## BRIEF
Return each line of the records with nothing changed, pictures excepted.

## DATA SECTION
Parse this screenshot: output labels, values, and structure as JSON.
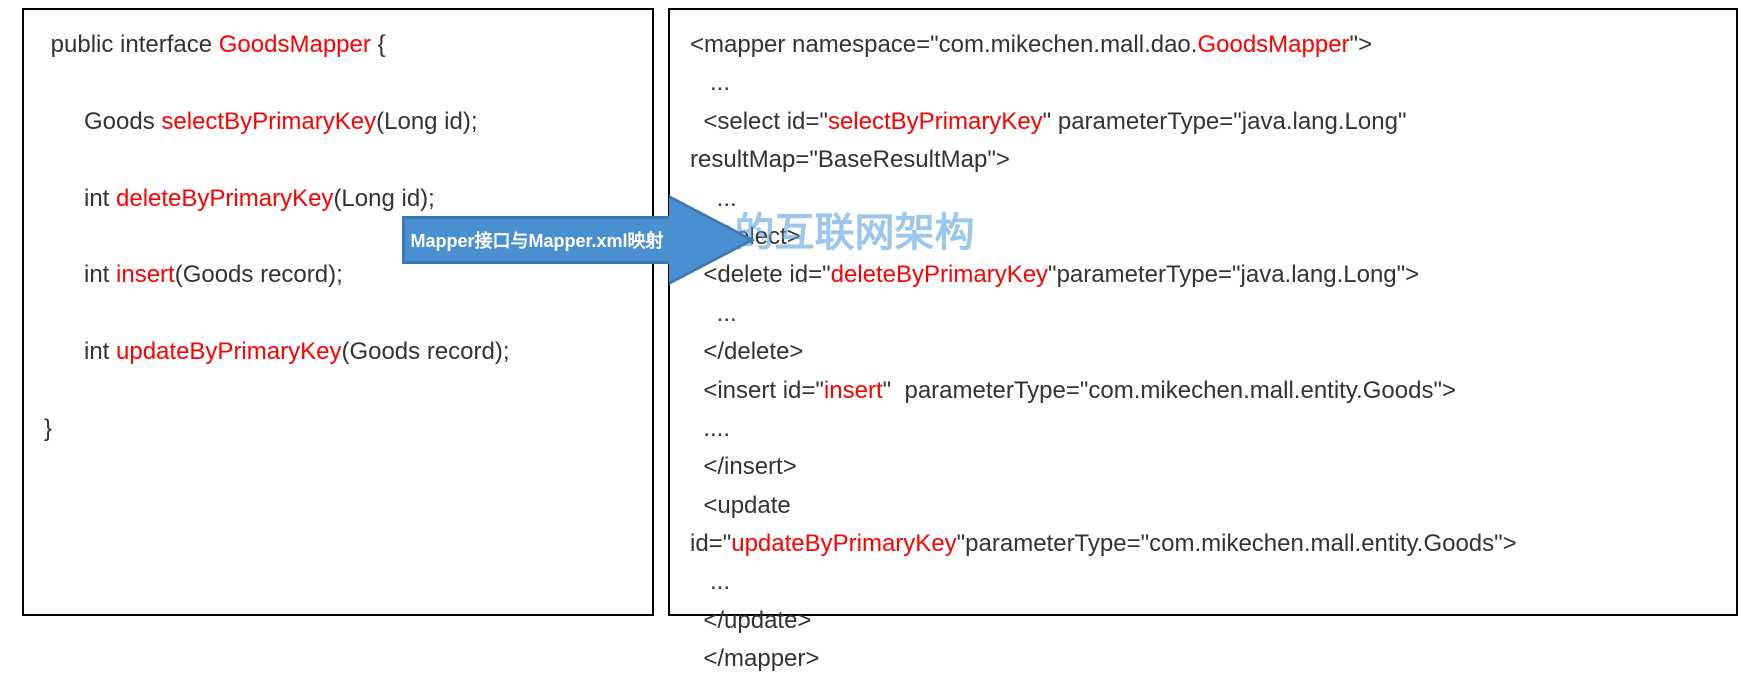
{
  "watermark": "mikechen的互联网架构",
  "arrow": {
    "label": "Mapper接口与Mapper.xml映射"
  },
  "left": {
    "l1a": " public interface ",
    "l1b": "GoodsMapper",
    "l1c": " {",
    "l2a": "Goods ",
    "l2b": "selectByPrimaryKey",
    "l2c": "(Long id);",
    "l3a": "int ",
    "l3b": "deleteByPrimaryKey",
    "l3c": "(Long id);",
    "l4a": "int ",
    "l4b": "insert",
    "l4c": "(Goods record);",
    "l5a": "int ",
    "l5b": "updateByPrimaryKey",
    "l5c": "(Goods record);",
    "l6": "}"
  },
  "right": {
    "r1a": "<mapper namespace=\"com.mikechen.mall.dao.",
    "r1b": "GoodsMapper",
    "r1c": "\">",
    "r2": "   ...",
    "r3a": "  <select id=\"",
    "r3b": "selectByPrimaryKey",
    "r3c": "\" parameterType=\"java.lang.Long\"",
    "r4": "resultMap=\"BaseResultMap\">",
    "r5": "    ...",
    "r6": "  </select>",
    "r7a": "  <delete id=\"",
    "r7b": "deleteByPrimaryKey",
    "r7c": "\"parameterType=\"java.lang.Long\">",
    "r8": "    ...",
    "r9": "  </delete>",
    "r10a": "  <insert id=\"",
    "r10b": "insert",
    "r10c": "\"  parameterType=\"com.mikechen.mall.entity.Goods\">",
    "r11": "  ....",
    "r12": "  </insert>",
    "r13": "",
    "r14": "  <update",
    "r15a": "id=\"",
    "r15b": "updateByPrimaryKey",
    "r15c": "\"parameterType=\"com.mikechen.mall.entity.Goods\">",
    "r16": "   ...",
    "r17": "  </update>",
    "r18": "  </mapper>"
  }
}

## CORRECT RESULT
Parse this screenshot: output labels, values, and structure as JSON.
{
  "watermark": "mikechen的互联网架构",
  "arrow": {
    "label": "Mapper接口与Mapper.xml映射"
  },
  "left": {
    "l1a": " public interface ",
    "l1b": "GoodsMapper",
    "l1c": " {",
    "l2a": "Goods ",
    "l2b": "selectByPrimaryKey",
    "l2c": "(Long id);",
    "l3a": "int ",
    "l3b": "deleteByPrimaryKey",
    "l3c": "(Long id);",
    "l4a": "int ",
    "l4b": "insert",
    "l4c": "(Goods record);",
    "l5a": "int ",
    "l5b": "updateByPrimaryKey",
    "l5c": "(Goods record);",
    "l6": "}"
  },
  "right": {
    "r1a": "<mapper namespace=\"com.mikechen.mall.dao.",
    "r1b": "GoodsMapper",
    "r1c": "\">",
    "r2": "   ...",
    "r3a": "  <select id=\"",
    "r3b": "selectByPrimaryKey",
    "r3c": "\" parameterType=\"java.lang.Long\"",
    "r4": "resultMap=\"BaseResultMap\">",
    "r5": "    ...",
    "r6": "  </select>",
    "r7a": "  <delete id=\"",
    "r7b": "deleteByPrimaryKey",
    "r7c": "\"parameterType=\"java.lang.Long\">",
    "r8": "    ...",
    "r9": "  </delete>",
    "r10a": "  <insert id=\"",
    "r10b": "insert",
    "r10c": "\"  parameterType=\"com.mikechen.mall.entity.Goods\">",
    "r11": "  ....",
    "r12": "  </insert>",
    "r13": "",
    "r14": "  <update",
    "r15a": "id=\"",
    "r15b": "updateByPrimaryKey",
    "r15c": "\"parameterType=\"com.mikechen.mall.entity.Goods\">",
    "r16": "   ...",
    "r17": "  </update>",
    "r18": "  </mapper>"
  }
}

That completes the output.